━━ Extracted material ━━

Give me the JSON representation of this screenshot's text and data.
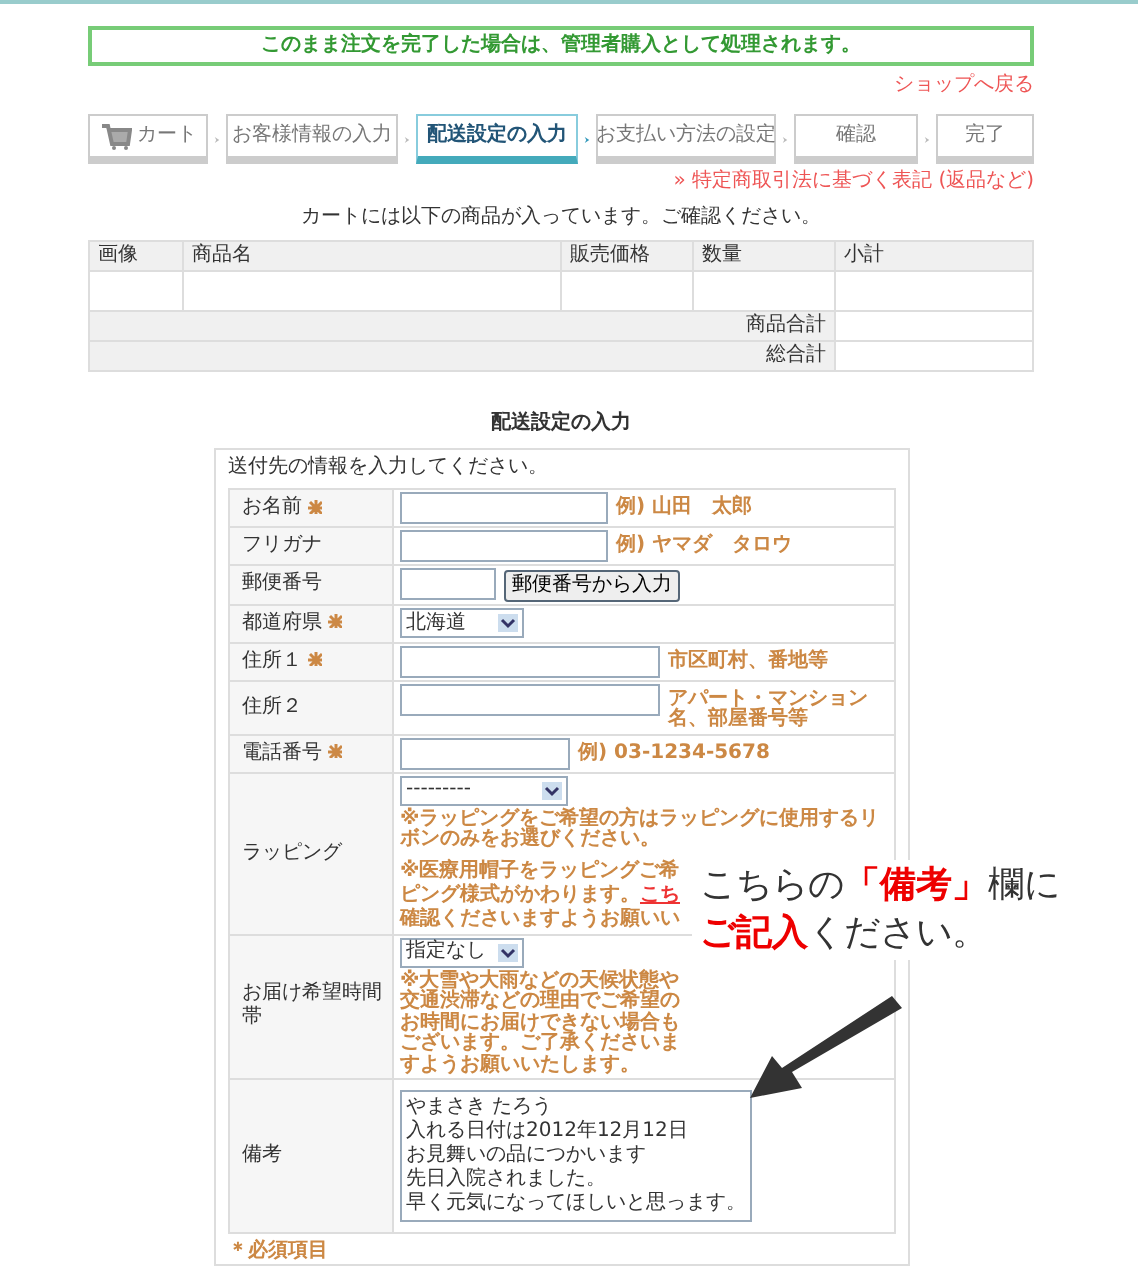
{
  "notice": "このまま注文を完了した場合は、管理者購入として処理されます。",
  "back_link": "ショップへ戻る",
  "steps": [
    {
      "label": "カート",
      "selected": false,
      "kind": "cart"
    },
    {
      "label": "お客様情報の入力",
      "selected": false,
      "kind": "plain"
    },
    {
      "label": "配送設定の入力",
      "selected": true,
      "kind": "plain"
    },
    {
      "label": "お支払い方法の設定",
      "selected": false,
      "kind": "plain"
    },
    {
      "label": "確認",
      "selected": false,
      "kind": "plain"
    },
    {
      "label": "完了",
      "selected": false,
      "kind": "plain"
    }
  ],
  "law_link": "» 特定商取引法に基づく表記 (返品など)",
  "cart_message": "カートには以下の商品が入っています。ご確認ください。",
  "cart_table": {
    "columns": [
      "画像",
      "商品名",
      "販売価格",
      "数量",
      "小計"
    ],
    "totals": [
      "商品合計",
      "総合計"
    ]
  },
  "section_title": "配送設定の入力",
  "form_intro": "送付先の情報を入力してください。",
  "fields": [
    {
      "label": "お名前",
      "required": true,
      "kind": "text",
      "hint": "例) 山田　太郎"
    },
    {
      "label": "フリガナ",
      "required": false,
      "kind": "text",
      "hint": "例) ヤマダ　タロウ"
    },
    {
      "label": "郵便番号",
      "required": false,
      "kind": "zip",
      "button": "郵便番号から入力"
    },
    {
      "label": "都道府県",
      "required": true,
      "kind": "select",
      "value": "北海道"
    },
    {
      "label": "住所１",
      "required": true,
      "kind": "long-text",
      "hint": "市区町村、番地等"
    },
    {
      "label": "住所２",
      "required": false,
      "kind": "long-text",
      "hint": "アパート・マンション名、部屋番号等"
    },
    {
      "label": "電話番号",
      "required": true,
      "kind": "short-text",
      "hint": "例) 03-1234-5678"
    },
    {
      "label": "ラッピング",
      "required": false,
      "kind": "select-wide",
      "value": "---------",
      "notes": [
        "※ラッピングをご希望の方はラッピングに使用するリボンのみをお選びください。"
      ],
      "notes_cut": [
        "※医療用帽子をラッピングご希",
        "ピング様式がかわります。",
        "確認くださいますようお願いい"
      ],
      "cut_link": "こち"
    },
    {
      "label": "お届け希望時間帯",
      "required": false,
      "kind": "select",
      "value": "指定なし",
      "notes": [
        "※大雪や大雨などの天候状態や交通渋滞などの理由でご希望のお時間にお届けできない場合もございます。ご了承くださいますようお願いいたします。"
      ]
    },
    {
      "label": "備考",
      "required": false,
      "kind": "textarea",
      "lines": [
        "やまさき たろう",
        "入れる日付は2012年12月12日",
        "お見舞いの品につかいます",
        "先日入院されました。",
        "早く元気になってほしいと思っます。"
      ]
    }
  ],
  "required_note": "＊必須項目",
  "callout": {
    "line1": [
      {
        "text": "こちらの",
        "emphasis": false
      },
      {
        "text": "「備考」",
        "emphasis": true
      },
      {
        "text": "欄に",
        "emphasis": false
      }
    ],
    "line2": [
      {
        "text": "ご記入",
        "emphasis": true
      },
      {
        "text": "ください。",
        "emphasis": false
      }
    ]
  }
}
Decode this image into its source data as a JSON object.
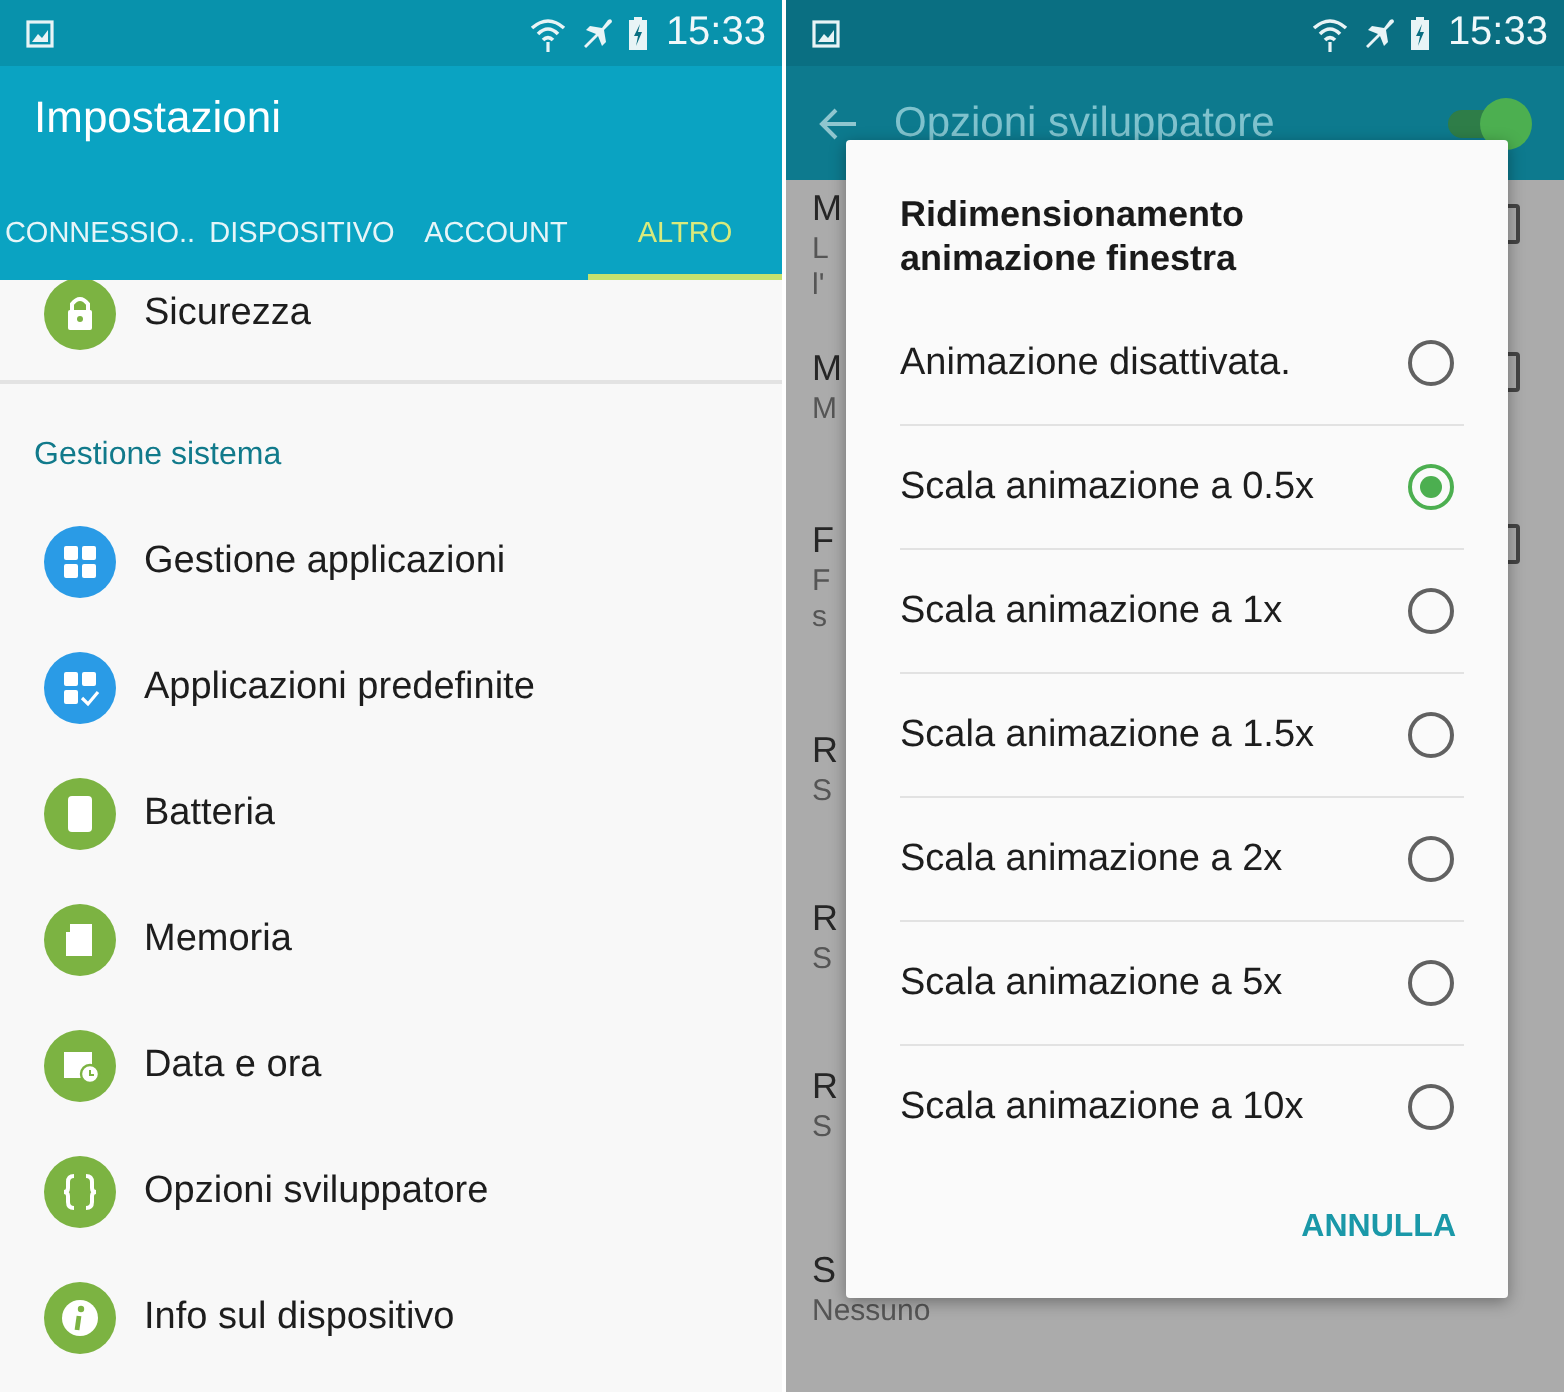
{
  "left": {
    "status_bar": {
      "time": "15:33"
    },
    "title": "Impostazioni",
    "tabs": [
      {
        "label": "CONNESSIO..",
        "selected": false
      },
      {
        "label": "DISPOSITIVO",
        "selected": false
      },
      {
        "label": "ACCOUNT",
        "selected": false
      },
      {
        "label": "ALTRO",
        "selected": true
      }
    ],
    "top_item": {
      "label": "Sicurezza",
      "color": "#7cb342"
    },
    "section": "Gestione sistema",
    "items": [
      {
        "label": "Gestione applicazioni",
        "color": "#2a9be6"
      },
      {
        "label": "Applicazioni predefinite",
        "color": "#2a9be6"
      },
      {
        "label": "Batteria",
        "color": "#7cb342"
      },
      {
        "label": "Memoria",
        "color": "#7cb342"
      },
      {
        "label": "Data e ora",
        "color": "#7cb342"
      },
      {
        "label": "Opzioni sviluppatore",
        "color": "#7cb342"
      },
      {
        "label": "Info sul dispositivo",
        "color": "#7cb342"
      }
    ]
  },
  "right": {
    "status_bar": {
      "time": "15:33"
    },
    "title": "Opzioni sviluppatore",
    "switch_on": true,
    "background_rows": [
      {
        "title": "M",
        "subtitle": [
          "L",
          "l'"
        ],
        "checkbox": true
      },
      {
        "title": "M",
        "subtitle": [
          "M"
        ],
        "checkbox": true
      },
      {
        "title": "F",
        "subtitle": [
          "F",
          "s"
        ],
        "checkbox": true
      },
      {
        "title": "R",
        "subtitle": [
          "S"
        ],
        "checkbox": false
      },
      {
        "title": "R",
        "subtitle": [
          "S"
        ],
        "checkbox": false
      },
      {
        "title": "R",
        "subtitle": [
          "S"
        ],
        "checkbox": false
      },
      {
        "title": "S",
        "subtitle": [
          "Nessuno"
        ],
        "checkbox": false
      }
    ],
    "dialog": {
      "title": "Ridimensionamento animazione finestra",
      "options": [
        {
          "label": "Animazione disattivata.",
          "selected": false
        },
        {
          "label": "Scala animazione a 0.5x",
          "selected": true
        },
        {
          "label": "Scala animazione a 1x",
          "selected": false
        },
        {
          "label": "Scala animazione a 1.5x",
          "selected": false
        },
        {
          "label": "Scala animazione a 2x",
          "selected": false
        },
        {
          "label": "Scala animazione a 5x",
          "selected": false
        },
        {
          "label": "Scala animazione a 10x",
          "selected": false
        }
      ],
      "cancel": "ANNULLA"
    }
  }
}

━━━

Request>
Leaving aside the images, write out the entries above word for word.

Response below>
Give me the JSON representation of this screenshot's text and data.
{
  "notice": "このまま注文を完了した場合は、管理者購入として処理されます。",
  "back_link": "ショップへ戻る",
  "steps": [
    {
      "label": "カート",
      "selected": false,
      "kind": "cart"
    },
    {
      "label": "お客様情報の入力",
      "selected": false,
      "kind": "plain"
    },
    {
      "label": "配送設定の入力",
      "selected": true,
      "kind": "plain"
    },
    {
      "label": "お支払い方法の設定",
      "selected": false,
      "kind": "plain"
    },
    {
      "label": "確認",
      "selected": false,
      "kind": "plain"
    },
    {
      "label": "完了",
      "selected": false,
      "kind": "plain"
    }
  ],
  "law_link": "» 特定商取引法に基づく表記 (返品など)",
  "cart_message": "カートには以下の商品が入っています。ご確認ください。",
  "cart_table": {
    "columns": [
      "画像",
      "商品名",
      "販売価格",
      "数量",
      "小計"
    ],
    "totals": [
      "商品合計",
      "総合計"
    ]
  },
  "section_title": "配送設定の入力",
  "form_intro": "送付先の情報を入力してください。",
  "fields": [
    {
      "label": "お名前",
      "required": true,
      "kind": "text",
      "hint": "例) 山田　太郎"
    },
    {
      "label": "フリガナ",
      "required": false,
      "kind": "text",
      "hint": "例) ヤマダ　タロウ"
    },
    {
      "label": "郵便番号",
      "required": false,
      "kind": "zip",
      "button": "郵便番号から入力"
    },
    {
      "label": "都道府県",
      "required": true,
      "kind": "select",
      "value": "北海道"
    },
    {
      "label": "住所１",
      "required": true,
      "kind": "long-text",
      "hint": "市区町村、番地等"
    },
    {
      "label": "住所２",
      "required": false,
      "kind": "long-text",
      "hint": "アパート・マンション名、部屋番号等"
    },
    {
      "label": "電話番号",
      "required": true,
      "kind": "short-text",
      "hint": "例) 03-1234-5678"
    },
    {
      "label": "ラッピング",
      "required": false,
      "kind": "select-wide",
      "value": "---------",
      "notes": [
        "※ラッピングをご希望の方はラッピングに使用するリボンのみをお選びください。"
      ],
      "notes_cut": [
        "※医療用帽子をラッピングご希",
        "ピング様式がかわります。",
        "確認くださいますようお願いい"
      ],
      "cut_link": "こち"
    },
    {
      "label": "お届け希望時間帯",
      "required": false,
      "kind": "select",
      "value": "指定なし",
      "notes": [
        "※大雪や大雨などの天候状態や交通渋滞などの理由でご希望のお時間にお届けできない場合もございます。ご了承くださいますようお願いいたします。"
      ]
    },
    {
      "label": "備考",
      "required": false,
      "kind": "textarea",
      "lines": [
        "やまさき たろう",
        "入れる日付は2012年12月12日",
        "お見舞いの品につかいます",
        "先日入院されました。",
        "早く元気になってほしいと思っます。"
      ]
    }
  ],
  "required_note": "＊必須項目",
  "callout": {
    "line1": [
      {
        "text": "こちらの",
        "emphasis": false
      },
      {
        "text": "「備考」",
        "emphasis": true
      },
      {
        "text": "欄に",
        "emphasis": false
      }
    ],
    "line2": [
      {
        "text": "ご記入",
        "emphasis": true
      },
      {
        "text": "ください。",
        "emphasis": false
      }
    ]
  }
}
Decode this image into its source data as a JSON object.
{
  "left": {
    "status_bar": {
      "time": "15:33"
    },
    "title": "Impostazioni",
    "tabs": [
      {
        "label": "CONNESSIO..",
        "selected": false
      },
      {
        "label": "DISPOSITIVO",
        "selected": false
      },
      {
        "label": "ACCOUNT",
        "selected": false
      },
      {
        "label": "ALTRO",
        "selected": true
      }
    ],
    "top_item": {
      "label": "Sicurezza",
      "color": "#7cb342"
    },
    "section": "Gestione sistema",
    "items": [
      {
        "label": "Gestione applicazioni",
        "color": "#2a9be6"
      },
      {
        "label": "Applicazioni predefinite",
        "color": "#2a9be6"
      },
      {
        "label": "Batteria",
        "color": "#7cb342"
      },
      {
        "label": "Memoria",
        "color": "#7cb342"
      },
      {
        "label": "Data e ora",
        "color": "#7cb342"
      },
      {
        "label": "Opzioni sviluppatore",
        "color": "#7cb342"
      },
      {
        "label": "Info sul dispositivo",
        "color": "#7cb342"
      }
    ]
  },
  "right": {
    "status_bar": {
      "time": "15:33"
    },
    "title": "Opzioni sviluppatore",
    "switch_on": true,
    "background_rows": [
      {
        "title": "M",
        "subtitle": [
          "L",
          "l'"
        ],
        "checkbox": true
      },
      {
        "title": "M",
        "subtitle": [
          "M"
        ],
        "checkbox": true
      },
      {
        "title": "F",
        "subtitle": [
          "F",
          "s"
        ],
        "checkbox": true
      },
      {
        "title": "R",
        "subtitle": [
          "S"
        ],
        "checkbox": false
      },
      {
        "title": "R",
        "subtitle": [
          "S"
        ],
        "checkbox": false
      },
      {
        "title": "R",
        "subtitle": [
          "S"
        ],
        "checkbox": false
      },
      {
        "title": "S",
        "subtitle": [
          "Nessuno"
        ],
        "checkbox": false
      }
    ],
    "dialog": {
      "title": "Ridimensionamento animazione finestra",
      "options": [
        {
          "label": "Animazione disattivata.",
          "selected": false
        },
        {
          "label": "Scala animazione a 0.5x",
          "selected": true
        },
        {
          "label": "Scala animazione a 1x",
          "selected": false
        },
        {
          "label": "Scala animazione a 1.5x",
          "selected": false
        },
        {
          "label": "Scala animazione a 2x",
          "selected": false
        },
        {
          "label": "Scala animazione a 5x",
          "selected": false
        },
        {
          "label": "Scala animazione a 10x",
          "selected": false
        }
      ],
      "cancel": "ANNULLA"
    }
  }
}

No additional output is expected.